[Excerpt from a dataset]
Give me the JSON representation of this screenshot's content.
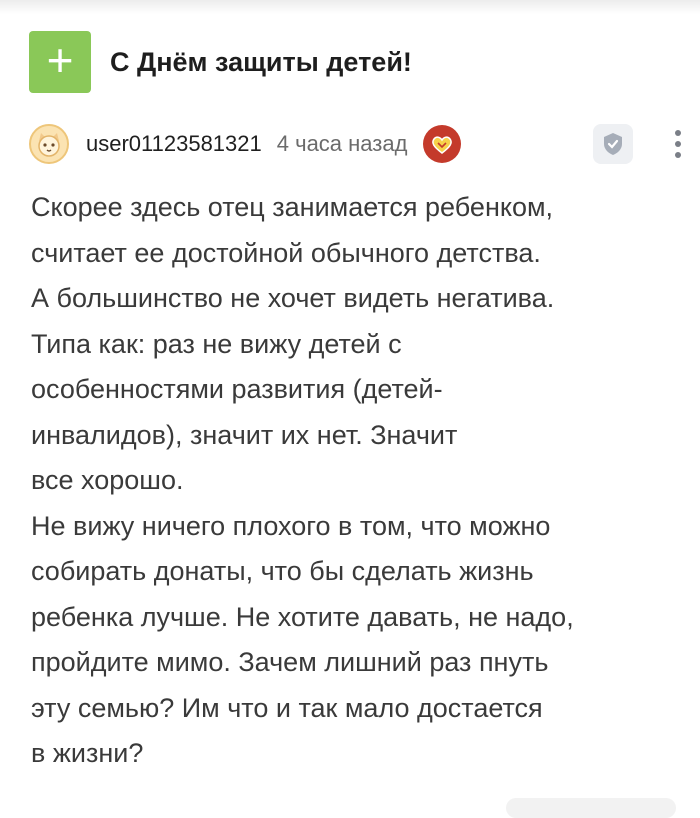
{
  "post": {
    "add_label": "+",
    "title": "С Днём защиты детей!"
  },
  "comment": {
    "username": "user01123581321",
    "time": "4 часа назад",
    "avatar_icon": "cat-face-icon",
    "badge_icon": "heart-badge-icon",
    "lines": [
      "Скорее здесь отец занимается ребенком,",
      "считает ее достойной обычного детства.",
      "А большинство не хочет видеть негатива.",
      "Типа как: раз не вижу детей с",
      "особенностями развития (детей-",
      "инвалидов), значит их нет. Значит",
      "все хорошо.",
      "Не вижу ничего плохого в том, что можно",
      "собирать донаты, что бы сделать жизнь",
      "ребенка лучше. Не хотите давать, не надо,",
      "пройдите мимо. Зачем лишний раз пнуть",
      "эту семью? Им что и так мало достается",
      "в жизни?"
    ]
  },
  "colors": {
    "add_button": "#8ac858",
    "badge": "#c43a2b",
    "text": "#3a3a3a"
  }
}
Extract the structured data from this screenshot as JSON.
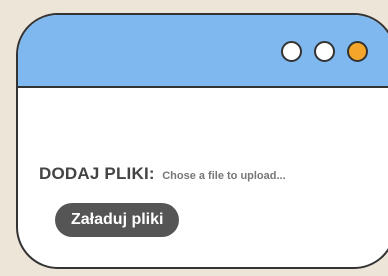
{
  "upload": {
    "label": "DODAJ PLIKI:",
    "file_placeholder": "Chose a file to upload...",
    "button_label": "Załaduj pliki"
  },
  "window_controls": [
    {
      "name": "control-dot-1",
      "color": "#ffffff"
    },
    {
      "name": "control-dot-2",
      "color": "#ffffff"
    },
    {
      "name": "control-dot-3",
      "color": "#f4a62a"
    }
  ],
  "colors": {
    "background": "#ede5d8",
    "titlebar": "#7fb8ee",
    "button": "#555555",
    "accent": "#f4a62a"
  }
}
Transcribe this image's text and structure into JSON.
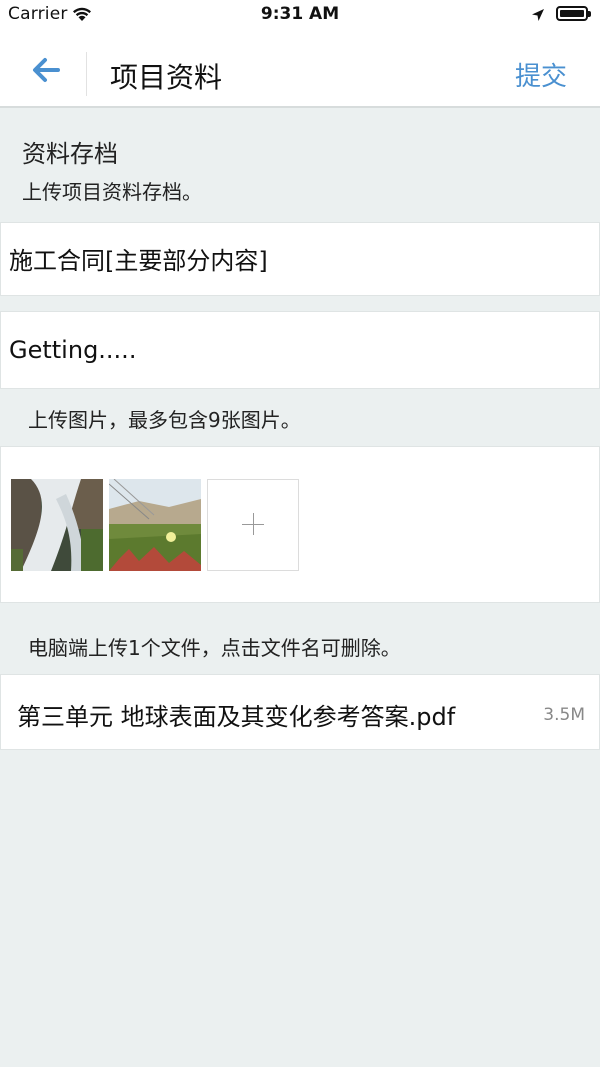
{
  "status_bar": {
    "carrier": "Carrier",
    "time": "9:31 AM",
    "icons": [
      "wifi-icon",
      "location-icon",
      "battery-icon"
    ]
  },
  "nav": {
    "back_icon": "arrow-left-icon",
    "title": "项目资料",
    "submit_label": "提交"
  },
  "section": {
    "title": "资料存档",
    "description": "上传项目资料存档。"
  },
  "contract_field": {
    "value": "施工合同[主要部分内容]"
  },
  "getting_field": {
    "value": "Getting....."
  },
  "images": {
    "hint": "上传图片，最多包含9张图片。",
    "thumbnails": [
      {
        "name": "waterfall-photo"
      },
      {
        "name": "field-flower-photo"
      }
    ],
    "add_icon": "plus-icon"
  },
  "file": {
    "hint": "电脑端上传1个文件，点击文件名可删除。",
    "name": "第三单元 地球表面及其变化参考答案.pdf",
    "size": "3.5M"
  },
  "colors": {
    "accent": "#4A90D0",
    "background": "#EBF0F0",
    "card": "#FFFFFF"
  }
}
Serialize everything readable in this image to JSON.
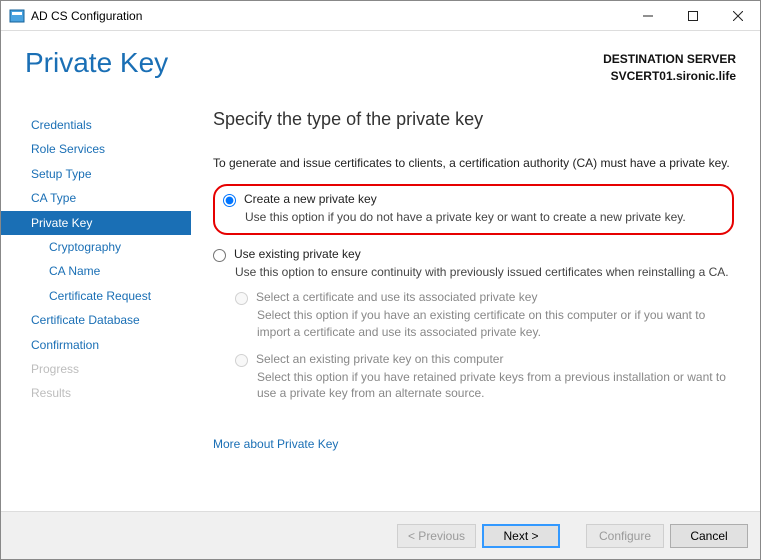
{
  "window": {
    "title": "AD CS Configuration"
  },
  "header": {
    "page_title": "Private Key",
    "dest_label": "DESTINATION SERVER",
    "dest_server": "SVCERT01.sironic.life"
  },
  "sidebar": {
    "items": [
      {
        "label": "Credentials",
        "state": "normal"
      },
      {
        "label": "Role Services",
        "state": "normal"
      },
      {
        "label": "Setup Type",
        "state": "normal"
      },
      {
        "label": "CA Type",
        "state": "normal"
      },
      {
        "label": "Private Key",
        "state": "selected"
      },
      {
        "label": "Cryptography",
        "state": "normal",
        "sub": true
      },
      {
        "label": "CA Name",
        "state": "normal",
        "sub": true
      },
      {
        "label": "Certificate Request",
        "state": "normal",
        "sub": true
      },
      {
        "label": "Certificate Database",
        "state": "normal"
      },
      {
        "label": "Confirmation",
        "state": "normal"
      },
      {
        "label": "Progress",
        "state": "disabled"
      },
      {
        "label": "Results",
        "state": "disabled"
      }
    ]
  },
  "content": {
    "heading": "Specify the type of the private key",
    "lead": "To generate and issue certificates to clients, a certification authority (CA) must have a private key.",
    "opt1_label": "Create a new private key",
    "opt1_desc": "Use this option if you do not have a private key or want to create a new private key.",
    "opt2_label": "Use existing private key",
    "opt2_desc": "Use this option to ensure continuity with previously issued certificates when reinstalling a CA.",
    "sub1_label": "Select a certificate and use its associated private key",
    "sub1_desc": "Select this option if you have an existing certificate on this computer or if you want to import a certificate and use its associated private key.",
    "sub2_label": "Select an existing private key on this computer",
    "sub2_desc": "Select this option if you have retained private keys from a previous installation or want to use a private key from an alternate source.",
    "more_link": "More about Private Key"
  },
  "footer": {
    "previous": "< Previous",
    "next": "Next >",
    "configure": "Configure",
    "cancel": "Cancel"
  }
}
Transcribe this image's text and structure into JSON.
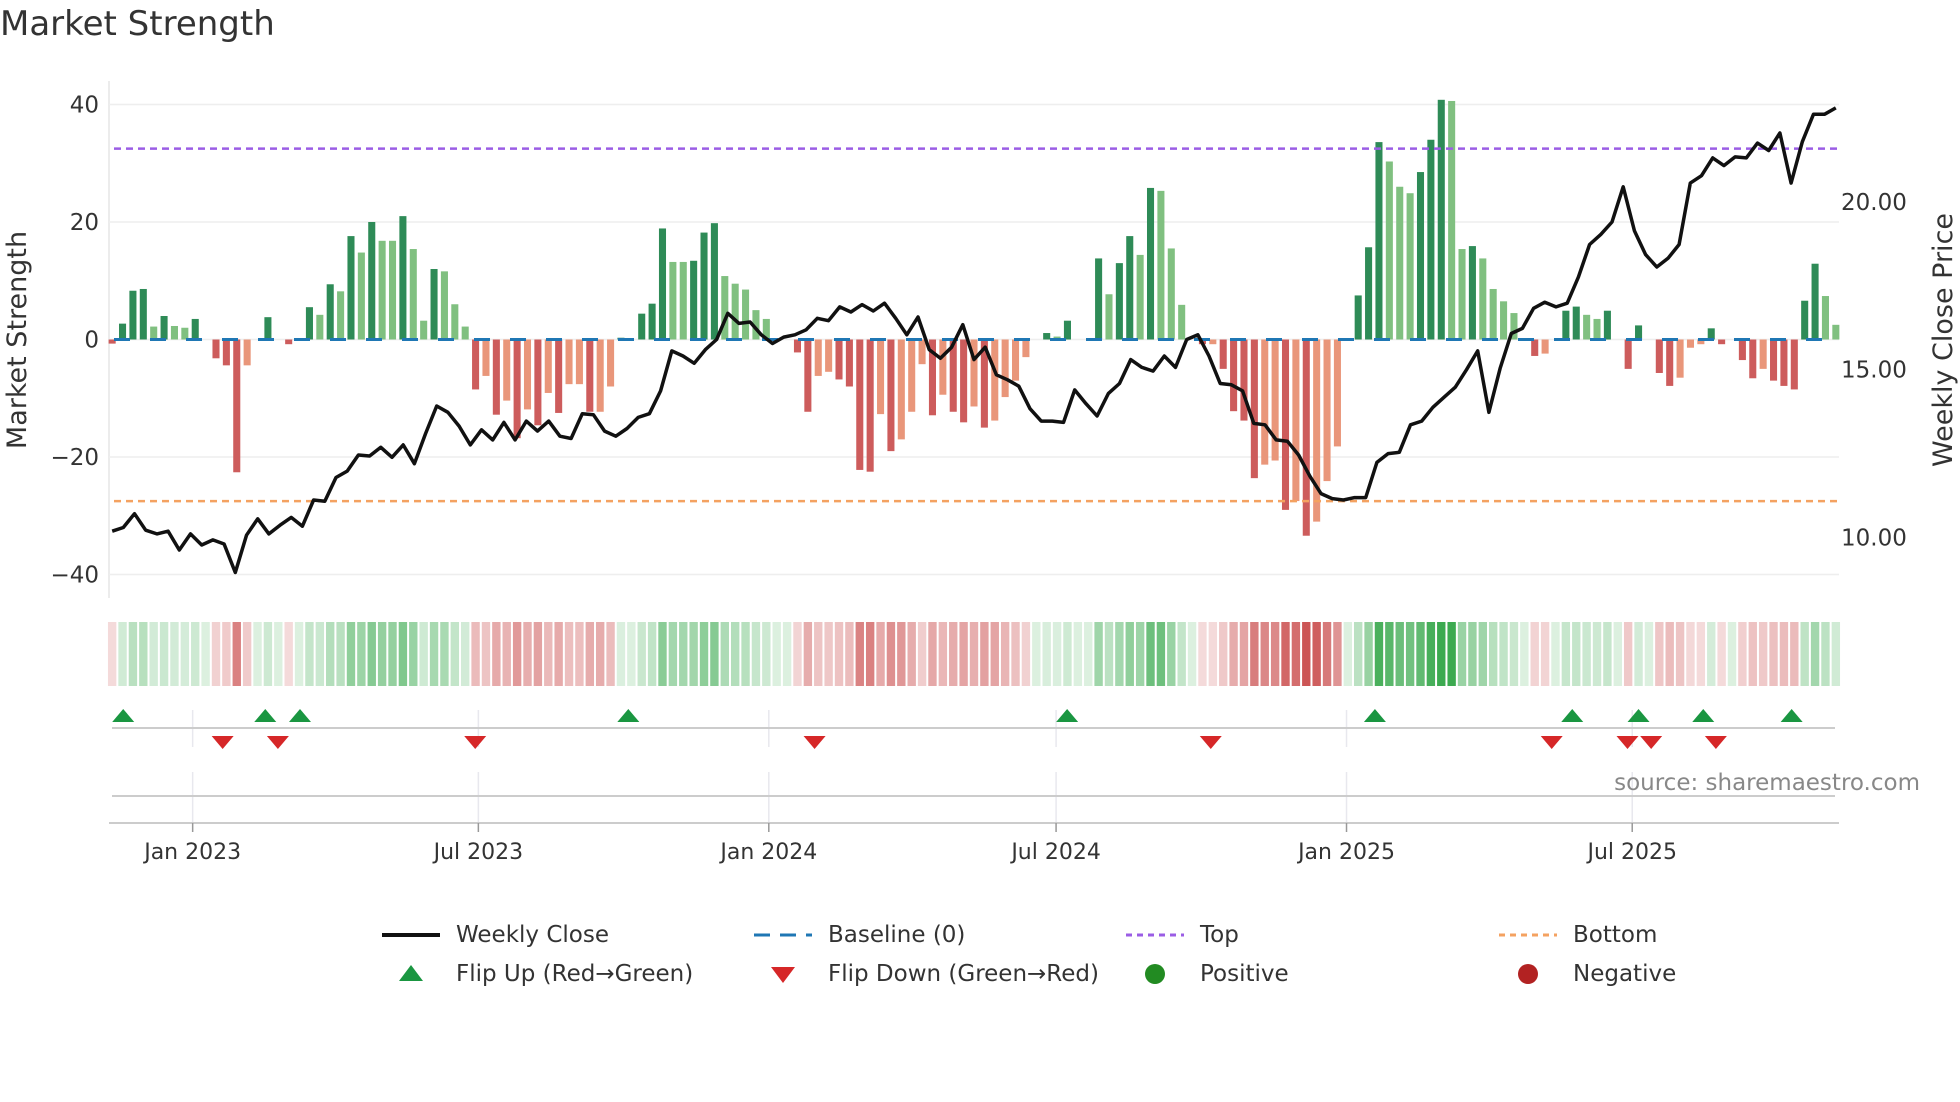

Your instructions => Pick out the lines above that hold the string "want" and show them.

Written solution =>
    "opt1_desc": "Use this option if you do not have a private key or want to create a new private key.",
    "sub1_desc": "Select this option if you have an existing certificate on this computer or if you want to import a certificate and use its associated private key.",
    "sub2_desc": "Select this option if you have retained private keys from a previous installation or want to use a private key from an alternate source.",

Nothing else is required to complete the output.